*Material*
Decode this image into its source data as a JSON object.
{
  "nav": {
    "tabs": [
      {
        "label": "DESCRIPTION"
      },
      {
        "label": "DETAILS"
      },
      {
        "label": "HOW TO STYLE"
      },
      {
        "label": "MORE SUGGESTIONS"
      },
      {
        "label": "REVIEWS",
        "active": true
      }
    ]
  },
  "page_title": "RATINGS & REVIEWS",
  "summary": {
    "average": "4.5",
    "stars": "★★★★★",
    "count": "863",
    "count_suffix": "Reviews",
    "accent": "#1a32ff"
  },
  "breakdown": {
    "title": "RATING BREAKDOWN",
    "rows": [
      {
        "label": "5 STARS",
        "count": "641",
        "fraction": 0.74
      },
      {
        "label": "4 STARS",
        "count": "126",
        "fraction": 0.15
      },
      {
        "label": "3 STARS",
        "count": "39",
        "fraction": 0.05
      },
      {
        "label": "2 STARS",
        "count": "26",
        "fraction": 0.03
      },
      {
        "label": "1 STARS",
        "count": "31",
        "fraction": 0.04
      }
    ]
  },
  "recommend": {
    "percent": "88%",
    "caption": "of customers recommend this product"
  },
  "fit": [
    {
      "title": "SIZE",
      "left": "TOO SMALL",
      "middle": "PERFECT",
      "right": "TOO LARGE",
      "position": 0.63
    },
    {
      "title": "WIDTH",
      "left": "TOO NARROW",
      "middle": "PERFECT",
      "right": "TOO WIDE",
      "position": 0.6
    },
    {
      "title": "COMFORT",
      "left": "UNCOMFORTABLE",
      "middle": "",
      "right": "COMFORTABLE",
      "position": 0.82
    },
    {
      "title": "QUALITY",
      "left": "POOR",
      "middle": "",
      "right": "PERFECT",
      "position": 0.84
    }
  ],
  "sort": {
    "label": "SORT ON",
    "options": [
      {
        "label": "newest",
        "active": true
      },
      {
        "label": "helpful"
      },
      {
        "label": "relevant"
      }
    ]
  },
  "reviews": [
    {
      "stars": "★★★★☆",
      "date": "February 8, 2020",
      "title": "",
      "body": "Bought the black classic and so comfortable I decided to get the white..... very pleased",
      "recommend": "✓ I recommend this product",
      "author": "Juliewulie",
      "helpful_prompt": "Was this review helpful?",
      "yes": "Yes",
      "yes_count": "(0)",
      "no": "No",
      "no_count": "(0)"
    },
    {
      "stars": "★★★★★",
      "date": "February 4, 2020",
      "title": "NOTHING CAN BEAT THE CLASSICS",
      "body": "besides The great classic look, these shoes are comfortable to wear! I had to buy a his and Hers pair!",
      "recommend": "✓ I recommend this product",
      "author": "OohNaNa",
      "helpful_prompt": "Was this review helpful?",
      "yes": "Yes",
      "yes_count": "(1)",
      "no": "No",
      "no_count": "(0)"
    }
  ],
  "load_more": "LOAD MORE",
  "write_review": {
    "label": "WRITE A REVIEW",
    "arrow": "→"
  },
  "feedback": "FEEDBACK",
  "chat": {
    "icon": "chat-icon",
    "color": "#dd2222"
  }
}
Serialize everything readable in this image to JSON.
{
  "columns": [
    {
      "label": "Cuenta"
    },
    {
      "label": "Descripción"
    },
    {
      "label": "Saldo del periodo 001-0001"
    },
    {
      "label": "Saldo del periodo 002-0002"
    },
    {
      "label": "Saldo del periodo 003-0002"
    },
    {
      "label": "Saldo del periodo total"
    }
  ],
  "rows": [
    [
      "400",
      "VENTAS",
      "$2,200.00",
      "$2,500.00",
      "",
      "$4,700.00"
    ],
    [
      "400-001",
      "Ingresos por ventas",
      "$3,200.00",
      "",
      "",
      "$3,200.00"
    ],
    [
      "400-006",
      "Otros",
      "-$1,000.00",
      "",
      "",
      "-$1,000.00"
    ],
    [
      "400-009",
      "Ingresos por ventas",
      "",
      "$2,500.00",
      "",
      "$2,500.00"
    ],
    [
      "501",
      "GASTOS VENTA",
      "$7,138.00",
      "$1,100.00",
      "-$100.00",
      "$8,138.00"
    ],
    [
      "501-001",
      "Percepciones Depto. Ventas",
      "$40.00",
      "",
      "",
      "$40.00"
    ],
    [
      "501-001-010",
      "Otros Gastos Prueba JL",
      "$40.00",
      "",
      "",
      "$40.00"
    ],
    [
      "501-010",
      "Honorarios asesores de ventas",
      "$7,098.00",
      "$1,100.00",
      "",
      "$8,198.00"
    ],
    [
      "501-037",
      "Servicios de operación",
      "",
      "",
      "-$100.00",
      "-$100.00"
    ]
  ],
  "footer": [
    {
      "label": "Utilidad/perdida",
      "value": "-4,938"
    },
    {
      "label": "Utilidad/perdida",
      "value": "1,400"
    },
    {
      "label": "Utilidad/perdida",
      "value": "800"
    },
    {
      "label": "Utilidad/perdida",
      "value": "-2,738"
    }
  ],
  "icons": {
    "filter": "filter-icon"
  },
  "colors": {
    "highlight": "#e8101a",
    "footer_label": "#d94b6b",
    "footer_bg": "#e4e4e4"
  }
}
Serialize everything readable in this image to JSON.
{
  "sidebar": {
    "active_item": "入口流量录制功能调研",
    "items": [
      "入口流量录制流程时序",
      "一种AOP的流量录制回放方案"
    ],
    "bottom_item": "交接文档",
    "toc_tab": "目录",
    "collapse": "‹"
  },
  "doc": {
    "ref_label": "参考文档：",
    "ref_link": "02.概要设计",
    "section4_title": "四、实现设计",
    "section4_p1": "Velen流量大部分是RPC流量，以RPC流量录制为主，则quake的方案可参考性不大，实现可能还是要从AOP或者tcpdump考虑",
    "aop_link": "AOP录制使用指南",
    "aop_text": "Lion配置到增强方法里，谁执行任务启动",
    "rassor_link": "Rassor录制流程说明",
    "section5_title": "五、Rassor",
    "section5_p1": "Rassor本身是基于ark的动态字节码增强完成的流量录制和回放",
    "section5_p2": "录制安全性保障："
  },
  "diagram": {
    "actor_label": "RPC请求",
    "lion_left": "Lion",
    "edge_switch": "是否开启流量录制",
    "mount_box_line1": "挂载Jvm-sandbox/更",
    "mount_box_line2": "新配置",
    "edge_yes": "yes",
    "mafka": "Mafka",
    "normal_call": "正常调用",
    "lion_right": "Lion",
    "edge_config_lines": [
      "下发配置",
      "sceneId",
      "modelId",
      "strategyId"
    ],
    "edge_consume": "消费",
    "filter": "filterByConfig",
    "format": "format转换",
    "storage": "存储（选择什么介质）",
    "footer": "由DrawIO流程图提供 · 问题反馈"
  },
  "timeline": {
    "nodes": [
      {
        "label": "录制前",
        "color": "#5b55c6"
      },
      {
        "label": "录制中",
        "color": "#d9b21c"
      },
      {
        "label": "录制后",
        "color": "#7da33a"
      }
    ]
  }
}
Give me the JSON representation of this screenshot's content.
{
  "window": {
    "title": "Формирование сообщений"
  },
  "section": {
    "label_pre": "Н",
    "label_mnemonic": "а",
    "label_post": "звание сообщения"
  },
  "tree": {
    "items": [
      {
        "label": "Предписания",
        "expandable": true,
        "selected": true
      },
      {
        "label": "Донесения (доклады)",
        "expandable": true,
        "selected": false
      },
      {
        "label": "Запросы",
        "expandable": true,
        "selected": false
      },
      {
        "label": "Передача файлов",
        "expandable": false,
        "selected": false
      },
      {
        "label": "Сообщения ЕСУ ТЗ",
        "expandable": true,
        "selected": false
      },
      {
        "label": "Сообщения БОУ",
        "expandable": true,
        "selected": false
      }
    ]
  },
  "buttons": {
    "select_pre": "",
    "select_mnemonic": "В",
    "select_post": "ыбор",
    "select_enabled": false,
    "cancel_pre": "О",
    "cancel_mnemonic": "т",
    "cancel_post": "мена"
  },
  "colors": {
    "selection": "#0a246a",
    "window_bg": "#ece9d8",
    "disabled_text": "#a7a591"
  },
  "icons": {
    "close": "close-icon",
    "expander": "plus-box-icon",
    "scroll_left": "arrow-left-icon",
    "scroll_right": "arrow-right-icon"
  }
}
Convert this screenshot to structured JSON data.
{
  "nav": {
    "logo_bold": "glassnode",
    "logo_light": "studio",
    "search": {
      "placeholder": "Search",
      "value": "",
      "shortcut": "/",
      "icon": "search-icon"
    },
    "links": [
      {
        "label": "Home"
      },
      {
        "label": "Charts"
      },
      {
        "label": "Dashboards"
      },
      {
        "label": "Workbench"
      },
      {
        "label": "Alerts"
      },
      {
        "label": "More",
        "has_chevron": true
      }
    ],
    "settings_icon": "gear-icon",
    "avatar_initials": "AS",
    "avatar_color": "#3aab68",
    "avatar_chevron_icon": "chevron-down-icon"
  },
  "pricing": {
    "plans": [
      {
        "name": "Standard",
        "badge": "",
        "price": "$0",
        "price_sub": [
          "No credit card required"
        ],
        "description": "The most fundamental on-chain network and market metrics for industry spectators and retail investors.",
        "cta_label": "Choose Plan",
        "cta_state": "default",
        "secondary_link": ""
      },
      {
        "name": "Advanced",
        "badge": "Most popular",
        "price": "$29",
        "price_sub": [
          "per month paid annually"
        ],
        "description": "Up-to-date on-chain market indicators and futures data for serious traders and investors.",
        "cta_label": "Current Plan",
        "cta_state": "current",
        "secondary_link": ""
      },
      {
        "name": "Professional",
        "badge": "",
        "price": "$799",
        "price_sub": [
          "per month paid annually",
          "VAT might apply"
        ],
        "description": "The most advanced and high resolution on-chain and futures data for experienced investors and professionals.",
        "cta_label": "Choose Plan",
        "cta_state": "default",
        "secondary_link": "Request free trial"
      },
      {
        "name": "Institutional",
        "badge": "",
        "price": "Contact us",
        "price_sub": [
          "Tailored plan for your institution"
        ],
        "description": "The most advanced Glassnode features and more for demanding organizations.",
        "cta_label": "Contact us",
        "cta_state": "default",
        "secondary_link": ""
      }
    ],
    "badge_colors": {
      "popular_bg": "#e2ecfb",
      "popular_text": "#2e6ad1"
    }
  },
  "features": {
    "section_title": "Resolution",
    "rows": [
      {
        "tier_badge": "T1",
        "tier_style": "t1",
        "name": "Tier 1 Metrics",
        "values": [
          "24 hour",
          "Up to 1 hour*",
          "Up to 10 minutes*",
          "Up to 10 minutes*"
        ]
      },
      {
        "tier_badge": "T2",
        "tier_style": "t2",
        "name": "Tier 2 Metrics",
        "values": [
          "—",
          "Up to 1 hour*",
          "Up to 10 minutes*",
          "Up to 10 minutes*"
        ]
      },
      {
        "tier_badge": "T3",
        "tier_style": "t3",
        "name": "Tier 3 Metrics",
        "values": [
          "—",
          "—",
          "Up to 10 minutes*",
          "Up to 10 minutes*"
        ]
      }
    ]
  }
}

*Stated goal*
Identify the lines that hold the word "investors". Copy every one of them.

*Output*
        "description": "The most fundamental on-chain network and market metrics for industry spectators and retail investors.",
        "description": "Up-to-date on-chain market indicators and futures data for serious traders and investors.",
        "description": "The most advanced and high resolution on-chain and futures data for experienced investors and professionals.",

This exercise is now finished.